** START OF Material supplied **

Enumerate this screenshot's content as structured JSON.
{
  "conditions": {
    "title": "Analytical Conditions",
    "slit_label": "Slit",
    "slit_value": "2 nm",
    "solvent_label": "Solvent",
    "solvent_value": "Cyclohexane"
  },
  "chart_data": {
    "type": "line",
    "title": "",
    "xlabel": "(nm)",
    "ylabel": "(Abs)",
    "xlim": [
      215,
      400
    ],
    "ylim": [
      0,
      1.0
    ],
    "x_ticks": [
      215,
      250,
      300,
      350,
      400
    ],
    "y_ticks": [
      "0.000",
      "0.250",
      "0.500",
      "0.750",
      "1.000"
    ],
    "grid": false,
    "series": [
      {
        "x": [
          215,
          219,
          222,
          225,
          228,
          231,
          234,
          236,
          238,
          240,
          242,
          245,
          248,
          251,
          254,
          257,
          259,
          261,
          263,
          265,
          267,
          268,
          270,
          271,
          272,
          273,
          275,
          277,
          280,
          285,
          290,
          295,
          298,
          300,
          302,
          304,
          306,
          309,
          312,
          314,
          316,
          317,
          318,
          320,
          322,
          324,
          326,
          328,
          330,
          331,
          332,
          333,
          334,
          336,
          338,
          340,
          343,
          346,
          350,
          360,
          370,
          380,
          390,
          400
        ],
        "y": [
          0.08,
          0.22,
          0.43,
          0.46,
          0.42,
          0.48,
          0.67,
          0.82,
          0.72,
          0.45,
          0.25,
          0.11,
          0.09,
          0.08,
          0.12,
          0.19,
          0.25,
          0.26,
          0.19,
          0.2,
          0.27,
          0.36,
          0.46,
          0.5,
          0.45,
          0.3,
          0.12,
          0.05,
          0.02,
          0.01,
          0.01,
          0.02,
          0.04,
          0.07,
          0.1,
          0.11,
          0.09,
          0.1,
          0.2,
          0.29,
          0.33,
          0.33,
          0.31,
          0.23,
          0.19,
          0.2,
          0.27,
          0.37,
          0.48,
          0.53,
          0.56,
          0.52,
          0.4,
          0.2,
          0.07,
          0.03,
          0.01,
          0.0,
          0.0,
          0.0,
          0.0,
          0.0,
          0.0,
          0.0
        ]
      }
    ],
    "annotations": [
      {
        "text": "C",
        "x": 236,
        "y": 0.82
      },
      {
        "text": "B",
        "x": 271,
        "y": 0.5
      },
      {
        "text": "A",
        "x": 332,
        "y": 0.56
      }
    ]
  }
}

** END OF Material supplied **

--- Exercise prompt ---
Write out all the lines again, exactly as they are.

--- Answer ---
Enumerate this screenshot's content as structured JSON.
{
  "conditions": {
    "title": "Analytical Conditions",
    "slit_label": "Slit",
    "slit_value": "2 nm",
    "solvent_label": "Solvent",
    "solvent_value": "Cyclohexane"
  },
  "chart_data": {
    "type": "line",
    "title": "",
    "xlabel": "(nm)",
    "ylabel": "(Abs)",
    "xlim": [
      215,
      400
    ],
    "ylim": [
      0,
      1.0
    ],
    "x_ticks": [
      215,
      250,
      300,
      350,
      400
    ],
    "y_ticks": [
      "0.000",
      "0.250",
      "0.500",
      "0.750",
      "1.000"
    ],
    "grid": false,
    "series": [
      {
        "x": [
          215,
          219,
          222,
          225,
          228,
          231,
          234,
          236,
          238,
          240,
          242,
          245,
          248,
          251,
          254,
          257,
          259,
          261,
          263,
          265,
          267,
          268,
          270,
          271,
          272,
          273,
          275,
          277,
          280,
          285,
          290,
          295,
          298,
          300,
          302,
          304,
          306,
          309,
          312,
          314,
          316,
          317,
          318,
          320,
          322,
          324,
          326,
          328,
          330,
          331,
          332,
          333,
          334,
          336,
          338,
          340,
          343,
          346,
          350,
          360,
          370,
          380,
          390,
          400
        ],
        "y": [
          0.08,
          0.22,
          0.43,
          0.46,
          0.42,
          0.48,
          0.67,
          0.82,
          0.72,
          0.45,
          0.25,
          0.11,
          0.09,
          0.08,
          0.12,
          0.19,
          0.25,
          0.26,
          0.19,
          0.2,
          0.27,
          0.36,
          0.46,
          0.5,
          0.45,
          0.3,
          0.12,
          0.05,
          0.02,
          0.01,
          0.01,
          0.02,
          0.04,
          0.07,
          0.1,
          0.11,
          0.09,
          0.1,
          0.2,
          0.29,
          0.33,
          0.33,
          0.31,
          0.23,
          0.19,
          0.2,
          0.27,
          0.37,
          0.48,
          0.53,
          0.56,
          0.52,
          0.4,
          0.2,
          0.07,
          0.03,
          0.01,
          0.0,
          0.0,
          0.0,
          0.0,
          0.0,
          0.0,
          0.0
        ]
      }
    ],
    "annotations": [
      {
        "text": "C",
        "x": 236,
        "y": 0.82
      },
      {
        "text": "B",
        "x": 271,
        "y": 0.5
      },
      {
        "text": "A",
        "x": 332,
        "y": 0.56
      }
    ]
  }
}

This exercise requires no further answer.